◆ Instructions to follow: Any pictures in the records below should be skipped; write out everything else exactly.

◆ Provided information:
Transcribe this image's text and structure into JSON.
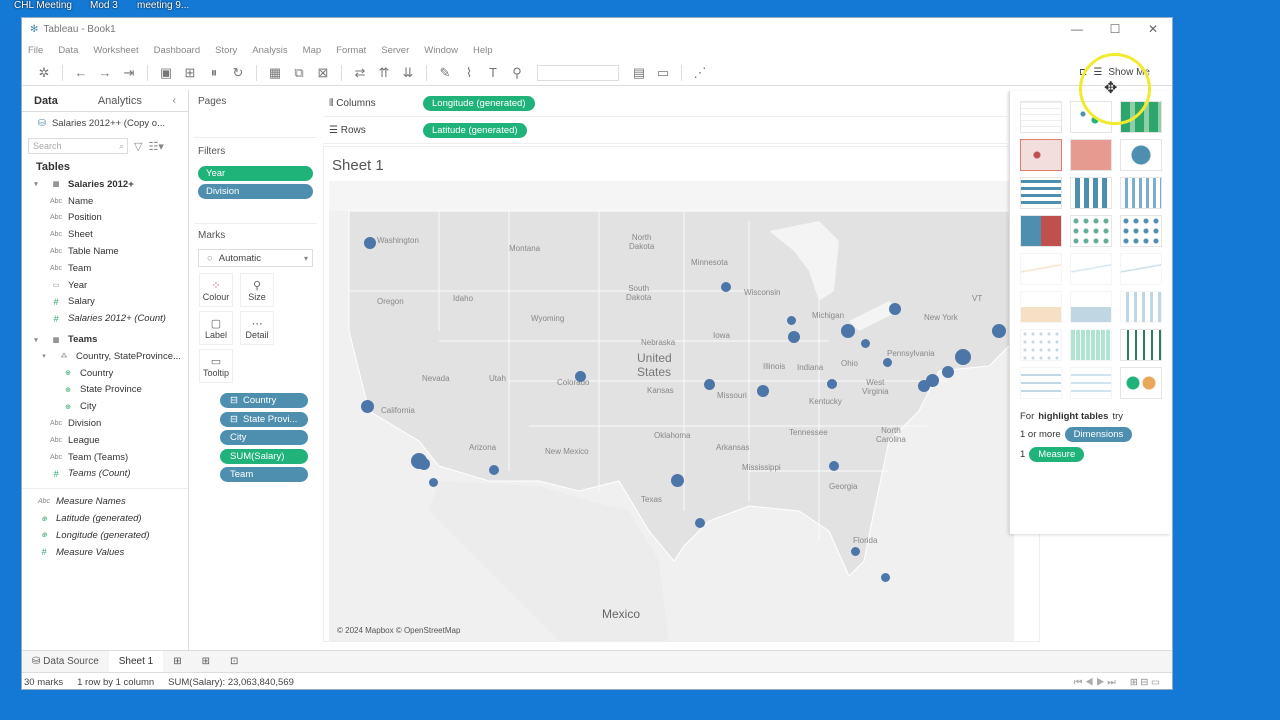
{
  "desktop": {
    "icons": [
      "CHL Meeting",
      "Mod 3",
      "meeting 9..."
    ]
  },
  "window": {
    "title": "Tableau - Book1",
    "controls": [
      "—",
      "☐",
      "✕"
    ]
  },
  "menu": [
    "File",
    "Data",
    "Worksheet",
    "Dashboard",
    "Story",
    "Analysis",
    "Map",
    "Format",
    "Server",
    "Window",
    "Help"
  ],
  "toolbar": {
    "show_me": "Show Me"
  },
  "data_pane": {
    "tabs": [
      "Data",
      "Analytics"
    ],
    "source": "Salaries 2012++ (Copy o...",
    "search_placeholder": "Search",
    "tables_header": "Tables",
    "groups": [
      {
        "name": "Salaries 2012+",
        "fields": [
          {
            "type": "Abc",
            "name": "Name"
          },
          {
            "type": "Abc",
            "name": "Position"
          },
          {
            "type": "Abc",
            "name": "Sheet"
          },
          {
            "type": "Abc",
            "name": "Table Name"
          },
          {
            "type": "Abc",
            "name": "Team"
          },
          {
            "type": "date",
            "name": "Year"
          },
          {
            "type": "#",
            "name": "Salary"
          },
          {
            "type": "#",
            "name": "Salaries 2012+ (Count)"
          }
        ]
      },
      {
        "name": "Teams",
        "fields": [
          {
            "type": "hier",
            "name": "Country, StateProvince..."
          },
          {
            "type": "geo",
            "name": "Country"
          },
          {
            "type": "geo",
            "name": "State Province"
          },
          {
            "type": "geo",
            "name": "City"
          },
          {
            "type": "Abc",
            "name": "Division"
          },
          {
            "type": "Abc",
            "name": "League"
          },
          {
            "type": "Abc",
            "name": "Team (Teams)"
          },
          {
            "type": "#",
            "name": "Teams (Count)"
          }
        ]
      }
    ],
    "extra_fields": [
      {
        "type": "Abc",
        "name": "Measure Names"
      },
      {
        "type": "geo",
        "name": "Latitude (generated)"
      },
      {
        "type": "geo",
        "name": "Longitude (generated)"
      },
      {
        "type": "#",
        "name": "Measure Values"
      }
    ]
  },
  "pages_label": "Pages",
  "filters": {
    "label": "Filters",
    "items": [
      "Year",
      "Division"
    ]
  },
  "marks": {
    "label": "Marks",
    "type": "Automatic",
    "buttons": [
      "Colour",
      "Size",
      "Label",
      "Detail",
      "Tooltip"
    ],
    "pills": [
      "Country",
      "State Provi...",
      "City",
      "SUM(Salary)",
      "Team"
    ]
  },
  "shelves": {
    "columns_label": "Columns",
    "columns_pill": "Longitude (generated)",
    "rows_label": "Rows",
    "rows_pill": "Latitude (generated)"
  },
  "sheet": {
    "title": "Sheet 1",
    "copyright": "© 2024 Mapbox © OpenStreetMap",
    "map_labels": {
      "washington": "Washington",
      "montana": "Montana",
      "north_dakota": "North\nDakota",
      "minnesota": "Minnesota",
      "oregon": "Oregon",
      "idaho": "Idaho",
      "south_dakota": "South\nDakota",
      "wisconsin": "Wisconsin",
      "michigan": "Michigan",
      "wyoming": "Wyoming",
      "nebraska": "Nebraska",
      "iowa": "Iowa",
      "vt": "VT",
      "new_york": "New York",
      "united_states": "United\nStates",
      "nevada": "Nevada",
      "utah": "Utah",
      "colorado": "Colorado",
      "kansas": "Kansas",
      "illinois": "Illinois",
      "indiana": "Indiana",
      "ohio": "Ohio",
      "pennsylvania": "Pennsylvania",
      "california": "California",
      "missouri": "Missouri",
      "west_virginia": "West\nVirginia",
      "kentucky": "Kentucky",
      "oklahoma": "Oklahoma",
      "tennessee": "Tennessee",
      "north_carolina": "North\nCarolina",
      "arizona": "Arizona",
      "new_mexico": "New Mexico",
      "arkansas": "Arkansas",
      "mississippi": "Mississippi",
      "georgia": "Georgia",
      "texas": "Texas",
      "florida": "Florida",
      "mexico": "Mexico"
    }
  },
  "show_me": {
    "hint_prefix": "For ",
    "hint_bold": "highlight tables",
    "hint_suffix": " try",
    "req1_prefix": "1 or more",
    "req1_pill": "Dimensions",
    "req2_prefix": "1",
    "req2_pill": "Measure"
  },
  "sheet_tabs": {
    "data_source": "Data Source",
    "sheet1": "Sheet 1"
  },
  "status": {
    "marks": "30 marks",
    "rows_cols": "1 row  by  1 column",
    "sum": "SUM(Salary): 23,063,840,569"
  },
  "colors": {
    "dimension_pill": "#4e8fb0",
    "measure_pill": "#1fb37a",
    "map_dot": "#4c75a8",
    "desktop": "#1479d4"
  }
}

◆ Complete response:
Transcribe this image's text and structure into JSON.
{
  "desktop": {
    "icons": [
      "CHL Meeting",
      "Mod 3",
      "meeting 9..."
    ]
  },
  "window": {
    "title": "Tableau - Book1",
    "controls": [
      "—",
      "☐",
      "✕"
    ]
  },
  "menu": [
    "File",
    "Data",
    "Worksheet",
    "Dashboard",
    "Story",
    "Analysis",
    "Map",
    "Format",
    "Server",
    "Window",
    "Help"
  ],
  "toolbar": {
    "show_me": "Show Me"
  },
  "data_pane": {
    "tabs": [
      "Data",
      "Analytics"
    ],
    "source": "Salaries 2012++ (Copy o...",
    "search_placeholder": "Search",
    "tables_header": "Tables",
    "groups": [
      {
        "name": "Salaries 2012+",
        "fields": [
          {
            "type": "Abc",
            "name": "Name"
          },
          {
            "type": "Abc",
            "name": "Position"
          },
          {
            "type": "Abc",
            "name": "Sheet"
          },
          {
            "type": "Abc",
            "name": "Table Name"
          },
          {
            "type": "Abc",
            "name": "Team"
          },
          {
            "type": "date",
            "name": "Year"
          },
          {
            "type": "#",
            "name": "Salary"
          },
          {
            "type": "#",
            "name": "Salaries 2012+ (Count)"
          }
        ]
      },
      {
        "name": "Teams",
        "fields": [
          {
            "type": "hier",
            "name": "Country, StateProvince..."
          },
          {
            "type": "geo",
            "name": "Country"
          },
          {
            "type": "geo",
            "name": "State Province"
          },
          {
            "type": "geo",
            "name": "City"
          },
          {
            "type": "Abc",
            "name": "Division"
          },
          {
            "type": "Abc",
            "name": "League"
          },
          {
            "type": "Abc",
            "name": "Team (Teams)"
          },
          {
            "type": "#",
            "name": "Teams (Count)"
          }
        ]
      }
    ],
    "extra_fields": [
      {
        "type": "Abc",
        "name": "Measure Names"
      },
      {
        "type": "geo",
        "name": "Latitude (generated)"
      },
      {
        "type": "geo",
        "name": "Longitude (generated)"
      },
      {
        "type": "#",
        "name": "Measure Values"
      }
    ]
  },
  "pages_label": "Pages",
  "filters": {
    "label": "Filters",
    "items": [
      "Year",
      "Division"
    ]
  },
  "marks": {
    "label": "Marks",
    "type": "Automatic",
    "buttons": [
      "Colour",
      "Size",
      "Label",
      "Detail",
      "Tooltip"
    ],
    "pills": [
      "Country",
      "State Provi...",
      "City",
      "SUM(Salary)",
      "Team"
    ]
  },
  "shelves": {
    "columns_label": "Columns",
    "columns_pill": "Longitude (generated)",
    "rows_label": "Rows",
    "rows_pill": "Latitude (generated)"
  },
  "sheet": {
    "title": "Sheet 1",
    "copyright": "© 2024 Mapbox © OpenStreetMap",
    "map_labels": {
      "washington": "Washington",
      "montana": "Montana",
      "north_dakota": "North\nDakota",
      "minnesota": "Minnesota",
      "oregon": "Oregon",
      "idaho": "Idaho",
      "south_dakota": "South\nDakota",
      "wisconsin": "Wisconsin",
      "michigan": "Michigan",
      "wyoming": "Wyoming",
      "nebraska": "Nebraska",
      "iowa": "Iowa",
      "vt": "VT",
      "new_york": "New York",
      "united_states": "United\nStates",
      "nevada": "Nevada",
      "utah": "Utah",
      "colorado": "Colorado",
      "kansas": "Kansas",
      "illinois": "Illinois",
      "indiana": "Indiana",
      "ohio": "Ohio",
      "pennsylvania": "Pennsylvania",
      "california": "California",
      "missouri": "Missouri",
      "west_virginia": "West\nVirginia",
      "kentucky": "Kentucky",
      "oklahoma": "Oklahoma",
      "tennessee": "Tennessee",
      "north_carolina": "North\nCarolina",
      "arizona": "Arizona",
      "new_mexico": "New Mexico",
      "arkansas": "Arkansas",
      "mississippi": "Mississippi",
      "georgia": "Georgia",
      "texas": "Texas",
      "florida": "Florida",
      "mexico": "Mexico"
    }
  },
  "show_me": {
    "hint_prefix": "For ",
    "hint_bold": "highlight tables",
    "hint_suffix": " try",
    "req1_prefix": "1 or more",
    "req1_pill": "Dimensions",
    "req2_prefix": "1",
    "req2_pill": "Measure"
  },
  "sheet_tabs": {
    "data_source": "Data Source",
    "sheet1": "Sheet 1"
  },
  "status": {
    "marks": "30 marks",
    "rows_cols": "1 row  by  1 column",
    "sum": "SUM(Salary): 23,063,840,569"
  },
  "colors": {
    "dimension_pill": "#4e8fb0",
    "measure_pill": "#1fb37a",
    "map_dot": "#4c75a8",
    "desktop": "#1479d4"
  }
}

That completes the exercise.